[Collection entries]
[START]

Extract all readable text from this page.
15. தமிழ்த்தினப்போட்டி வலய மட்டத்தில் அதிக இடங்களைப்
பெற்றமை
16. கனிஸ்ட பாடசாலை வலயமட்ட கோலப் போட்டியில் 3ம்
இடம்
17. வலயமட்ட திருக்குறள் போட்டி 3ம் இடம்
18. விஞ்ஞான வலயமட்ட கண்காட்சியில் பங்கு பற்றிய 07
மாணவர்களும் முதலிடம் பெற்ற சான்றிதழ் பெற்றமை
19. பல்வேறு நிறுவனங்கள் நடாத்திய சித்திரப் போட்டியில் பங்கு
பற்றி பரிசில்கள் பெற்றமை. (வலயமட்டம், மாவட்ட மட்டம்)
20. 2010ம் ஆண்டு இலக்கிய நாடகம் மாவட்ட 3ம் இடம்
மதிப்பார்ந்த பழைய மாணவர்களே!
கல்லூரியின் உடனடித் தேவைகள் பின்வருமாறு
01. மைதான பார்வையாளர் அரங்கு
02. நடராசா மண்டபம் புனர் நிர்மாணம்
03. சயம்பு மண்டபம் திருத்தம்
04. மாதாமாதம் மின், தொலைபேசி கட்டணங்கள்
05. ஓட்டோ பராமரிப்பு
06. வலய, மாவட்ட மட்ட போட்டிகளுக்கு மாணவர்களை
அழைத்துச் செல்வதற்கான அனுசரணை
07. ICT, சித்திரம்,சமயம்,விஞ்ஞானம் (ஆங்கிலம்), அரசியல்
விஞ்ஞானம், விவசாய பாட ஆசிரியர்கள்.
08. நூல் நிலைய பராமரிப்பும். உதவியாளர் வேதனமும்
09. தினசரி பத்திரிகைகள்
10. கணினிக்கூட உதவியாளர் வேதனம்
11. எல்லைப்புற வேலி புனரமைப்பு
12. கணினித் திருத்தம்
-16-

[END]

Exactly reproduce all of the entries.

● Answer for the task
Extract all readable text from this page.
15. தமிழ்த்தினப்போட்டி வலய மட்டத்தில் அதிக இடங்களைப்
பெற்றமை
16. கனிஸ்ட பாடசாலை வலயமட்ட கோலப் போட்டியில் 3ம்
இடம்
17. வலயமட்ட திருக்குறள் போட்டி 3ம் இடம்
18. விஞ்ஞான வலயமட்ட கண்காட்சியில் பங்கு பற்றிய 07
மாணவர்களும் முதலிடம் பெற்ற சான்றிதழ் பெற்றமை
19. பல்வேறு நிறுவனங்கள் நடாத்திய சித்திரப் போட்டியில் பங்கு
பற்றி பரிசில்கள் பெற்றமை. (வலயமட்டம், மாவட்ட மட்டம்)
20. 2010ம் ஆண்டு இலக்கிய நாடகம் மாவட்ட 3ம் இடம்
மதிப்பார்ந்த பழைய மாணவர்களே!
கல்லூரியின் உடனடித் தேவைகள் பின்வருமாறு
01. மைதான பார்வையாளர் அரங்கு
02. நடராசா மண்டபம் புனர் நிர்மாணம்
03. சயம்பு மண்டபம் திருத்தம்
04. மாதாமாதம் மின், தொலைபேசி கட்டணங்கள்
05. ஓட்டோ பராமரிப்பு
06. வலய, மாவட்ட மட்ட போட்டிகளுக்கு மாணவர்களை
அழைத்துச் செல்வதற்கான அனுசரணை
07. ICT, சித்திரம்,சமயம்,விஞ்ஞானம் (ஆங்கிலம்), அரசியல்
விஞ்ஞானம், விவசாய பாட ஆசிரியர்கள்.
08. நூல் நிலைய பராமரிப்பும். உதவியாளர் வேதனமும்
09. தினசரி பத்திரிகைகள்
10. கணினிக்கூட உதவியாளர் வேதனம்
11. எல்லைப்புற வேலி புனரமைப்பு
12. கணினித் திருத்தம்
-16-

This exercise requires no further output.